Written instruction:
Search the material for the string "swatch", then return every line where it is found.

══════════════════════════════

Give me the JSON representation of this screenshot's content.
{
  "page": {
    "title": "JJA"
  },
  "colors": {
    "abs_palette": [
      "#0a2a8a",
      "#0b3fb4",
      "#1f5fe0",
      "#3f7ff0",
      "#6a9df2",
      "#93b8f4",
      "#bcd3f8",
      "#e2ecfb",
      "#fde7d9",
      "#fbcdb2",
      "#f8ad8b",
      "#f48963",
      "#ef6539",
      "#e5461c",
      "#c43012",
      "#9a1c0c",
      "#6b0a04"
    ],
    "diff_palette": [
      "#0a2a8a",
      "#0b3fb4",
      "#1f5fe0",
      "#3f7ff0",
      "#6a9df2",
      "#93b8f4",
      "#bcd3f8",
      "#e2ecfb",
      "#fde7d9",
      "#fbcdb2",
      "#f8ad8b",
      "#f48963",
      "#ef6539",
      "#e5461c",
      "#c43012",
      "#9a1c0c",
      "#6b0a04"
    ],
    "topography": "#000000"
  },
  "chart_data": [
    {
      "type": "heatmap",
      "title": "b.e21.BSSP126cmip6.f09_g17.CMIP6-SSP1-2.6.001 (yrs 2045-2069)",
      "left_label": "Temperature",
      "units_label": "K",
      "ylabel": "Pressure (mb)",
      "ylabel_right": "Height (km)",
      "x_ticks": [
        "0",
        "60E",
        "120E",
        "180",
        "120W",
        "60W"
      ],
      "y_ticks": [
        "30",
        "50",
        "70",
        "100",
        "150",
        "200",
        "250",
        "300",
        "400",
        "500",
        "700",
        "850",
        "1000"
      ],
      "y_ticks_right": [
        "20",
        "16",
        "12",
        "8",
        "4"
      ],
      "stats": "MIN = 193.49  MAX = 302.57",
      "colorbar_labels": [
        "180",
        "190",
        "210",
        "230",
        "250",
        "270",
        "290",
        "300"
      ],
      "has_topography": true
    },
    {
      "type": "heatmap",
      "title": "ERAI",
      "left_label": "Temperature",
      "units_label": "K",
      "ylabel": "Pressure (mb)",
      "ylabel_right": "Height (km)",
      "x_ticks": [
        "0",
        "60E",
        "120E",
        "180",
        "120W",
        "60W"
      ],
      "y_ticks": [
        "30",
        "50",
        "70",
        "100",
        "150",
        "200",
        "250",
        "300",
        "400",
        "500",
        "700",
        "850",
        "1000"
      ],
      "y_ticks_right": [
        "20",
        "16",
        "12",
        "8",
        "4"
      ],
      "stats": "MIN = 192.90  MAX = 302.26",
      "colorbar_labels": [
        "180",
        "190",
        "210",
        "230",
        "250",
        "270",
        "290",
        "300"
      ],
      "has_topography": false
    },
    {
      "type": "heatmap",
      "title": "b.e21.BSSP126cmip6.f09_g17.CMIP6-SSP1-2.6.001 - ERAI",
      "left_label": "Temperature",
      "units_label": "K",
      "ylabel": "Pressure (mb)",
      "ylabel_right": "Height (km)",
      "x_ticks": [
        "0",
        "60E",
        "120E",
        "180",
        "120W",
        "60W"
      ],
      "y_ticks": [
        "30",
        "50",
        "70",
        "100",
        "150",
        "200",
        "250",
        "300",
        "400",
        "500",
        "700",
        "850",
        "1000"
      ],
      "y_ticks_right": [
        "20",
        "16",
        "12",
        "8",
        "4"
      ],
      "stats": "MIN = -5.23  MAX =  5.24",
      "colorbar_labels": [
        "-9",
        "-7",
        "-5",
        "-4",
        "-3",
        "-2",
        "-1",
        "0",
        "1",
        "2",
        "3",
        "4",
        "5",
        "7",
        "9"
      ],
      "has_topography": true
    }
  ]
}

══════════════════════════════

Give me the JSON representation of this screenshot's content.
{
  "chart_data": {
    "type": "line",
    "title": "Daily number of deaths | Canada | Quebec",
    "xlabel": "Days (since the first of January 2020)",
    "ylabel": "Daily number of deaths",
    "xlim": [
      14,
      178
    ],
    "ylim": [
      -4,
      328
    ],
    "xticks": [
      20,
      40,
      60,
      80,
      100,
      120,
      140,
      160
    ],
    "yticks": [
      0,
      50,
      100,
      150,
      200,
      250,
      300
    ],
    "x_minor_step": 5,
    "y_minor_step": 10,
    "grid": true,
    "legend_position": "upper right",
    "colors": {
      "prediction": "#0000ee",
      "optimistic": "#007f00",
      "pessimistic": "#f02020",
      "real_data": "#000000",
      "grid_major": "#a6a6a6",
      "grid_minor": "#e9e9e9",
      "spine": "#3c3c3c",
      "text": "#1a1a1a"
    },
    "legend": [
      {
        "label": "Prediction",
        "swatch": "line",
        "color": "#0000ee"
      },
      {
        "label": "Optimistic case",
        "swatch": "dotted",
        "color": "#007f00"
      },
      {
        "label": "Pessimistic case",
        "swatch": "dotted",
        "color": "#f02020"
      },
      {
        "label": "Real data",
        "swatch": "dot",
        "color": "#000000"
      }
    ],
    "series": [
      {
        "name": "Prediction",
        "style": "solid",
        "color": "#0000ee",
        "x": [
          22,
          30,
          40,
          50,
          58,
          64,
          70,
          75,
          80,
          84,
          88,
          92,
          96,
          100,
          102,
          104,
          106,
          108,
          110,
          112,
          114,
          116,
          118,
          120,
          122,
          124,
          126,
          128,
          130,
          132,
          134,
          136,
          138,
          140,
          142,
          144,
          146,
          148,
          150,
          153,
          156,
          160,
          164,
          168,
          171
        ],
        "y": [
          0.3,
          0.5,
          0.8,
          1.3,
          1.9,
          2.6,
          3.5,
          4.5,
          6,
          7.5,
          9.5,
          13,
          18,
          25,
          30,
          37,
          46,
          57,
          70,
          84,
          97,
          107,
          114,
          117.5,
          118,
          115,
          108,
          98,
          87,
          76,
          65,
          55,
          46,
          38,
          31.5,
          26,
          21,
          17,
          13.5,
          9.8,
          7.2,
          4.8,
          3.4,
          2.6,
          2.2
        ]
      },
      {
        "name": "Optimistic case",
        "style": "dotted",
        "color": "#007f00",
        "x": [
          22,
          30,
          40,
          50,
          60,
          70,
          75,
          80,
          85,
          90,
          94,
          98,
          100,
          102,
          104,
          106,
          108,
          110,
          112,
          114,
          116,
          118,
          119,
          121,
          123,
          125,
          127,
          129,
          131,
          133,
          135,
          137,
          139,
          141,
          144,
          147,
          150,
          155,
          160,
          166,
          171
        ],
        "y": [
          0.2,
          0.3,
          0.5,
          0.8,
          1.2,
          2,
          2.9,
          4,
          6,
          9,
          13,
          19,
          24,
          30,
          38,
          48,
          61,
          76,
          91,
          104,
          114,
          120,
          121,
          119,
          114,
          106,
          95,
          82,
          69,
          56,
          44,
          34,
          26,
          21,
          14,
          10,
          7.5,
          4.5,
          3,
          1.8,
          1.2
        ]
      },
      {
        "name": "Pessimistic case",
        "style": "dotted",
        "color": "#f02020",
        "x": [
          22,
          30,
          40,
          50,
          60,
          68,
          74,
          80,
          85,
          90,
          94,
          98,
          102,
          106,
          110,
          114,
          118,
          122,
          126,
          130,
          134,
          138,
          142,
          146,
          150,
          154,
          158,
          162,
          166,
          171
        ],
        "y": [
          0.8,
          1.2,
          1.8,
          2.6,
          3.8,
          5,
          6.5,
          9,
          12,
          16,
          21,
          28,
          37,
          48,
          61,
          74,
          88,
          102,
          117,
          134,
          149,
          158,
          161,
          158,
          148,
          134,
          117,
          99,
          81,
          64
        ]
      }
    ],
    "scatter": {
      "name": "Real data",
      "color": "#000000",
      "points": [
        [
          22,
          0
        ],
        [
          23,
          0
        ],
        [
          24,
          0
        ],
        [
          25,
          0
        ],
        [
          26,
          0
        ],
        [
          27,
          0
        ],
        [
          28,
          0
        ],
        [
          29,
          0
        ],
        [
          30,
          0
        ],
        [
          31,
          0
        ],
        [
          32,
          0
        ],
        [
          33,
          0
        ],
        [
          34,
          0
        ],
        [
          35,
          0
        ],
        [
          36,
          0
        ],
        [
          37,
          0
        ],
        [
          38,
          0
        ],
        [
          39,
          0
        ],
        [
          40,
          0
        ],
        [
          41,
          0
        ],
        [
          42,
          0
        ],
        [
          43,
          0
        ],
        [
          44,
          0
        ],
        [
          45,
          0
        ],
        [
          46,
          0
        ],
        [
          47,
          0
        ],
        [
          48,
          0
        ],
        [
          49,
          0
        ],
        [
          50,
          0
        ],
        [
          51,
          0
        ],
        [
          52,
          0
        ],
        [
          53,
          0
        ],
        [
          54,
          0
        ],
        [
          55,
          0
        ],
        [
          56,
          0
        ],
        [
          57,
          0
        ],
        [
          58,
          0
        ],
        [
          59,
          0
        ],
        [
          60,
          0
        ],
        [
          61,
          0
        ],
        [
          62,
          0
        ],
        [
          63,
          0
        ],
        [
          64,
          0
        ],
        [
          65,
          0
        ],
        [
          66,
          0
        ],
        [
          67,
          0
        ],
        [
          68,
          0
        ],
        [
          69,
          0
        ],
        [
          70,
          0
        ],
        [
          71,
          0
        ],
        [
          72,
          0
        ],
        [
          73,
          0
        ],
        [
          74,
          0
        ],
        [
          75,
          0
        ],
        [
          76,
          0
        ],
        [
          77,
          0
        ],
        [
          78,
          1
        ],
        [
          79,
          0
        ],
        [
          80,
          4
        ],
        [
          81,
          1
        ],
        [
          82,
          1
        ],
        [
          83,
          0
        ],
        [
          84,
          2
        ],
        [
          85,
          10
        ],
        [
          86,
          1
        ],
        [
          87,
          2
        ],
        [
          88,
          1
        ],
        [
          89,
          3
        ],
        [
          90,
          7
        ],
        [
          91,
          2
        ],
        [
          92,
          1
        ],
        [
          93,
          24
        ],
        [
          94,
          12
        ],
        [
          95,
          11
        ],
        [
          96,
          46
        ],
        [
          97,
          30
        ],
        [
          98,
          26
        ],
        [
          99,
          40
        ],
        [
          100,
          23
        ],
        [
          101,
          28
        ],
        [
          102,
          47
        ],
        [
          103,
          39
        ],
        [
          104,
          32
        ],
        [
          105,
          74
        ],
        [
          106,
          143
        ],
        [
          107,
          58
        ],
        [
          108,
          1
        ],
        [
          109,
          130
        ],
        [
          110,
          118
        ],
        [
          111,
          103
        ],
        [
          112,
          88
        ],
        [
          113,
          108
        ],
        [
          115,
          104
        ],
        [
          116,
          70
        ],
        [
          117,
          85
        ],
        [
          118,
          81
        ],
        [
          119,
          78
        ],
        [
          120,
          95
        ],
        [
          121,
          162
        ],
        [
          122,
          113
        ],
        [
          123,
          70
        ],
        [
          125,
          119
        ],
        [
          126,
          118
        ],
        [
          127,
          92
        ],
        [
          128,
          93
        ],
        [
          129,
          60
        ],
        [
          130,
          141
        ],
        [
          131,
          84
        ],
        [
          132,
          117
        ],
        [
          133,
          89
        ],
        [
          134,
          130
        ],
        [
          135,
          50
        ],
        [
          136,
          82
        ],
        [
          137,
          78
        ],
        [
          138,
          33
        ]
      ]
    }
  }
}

══════════════════════════════

Written answer:
        "swatch": "line",
        "swatch": "dotted",
        "swatch": "dotted",
        "swatch": "dot",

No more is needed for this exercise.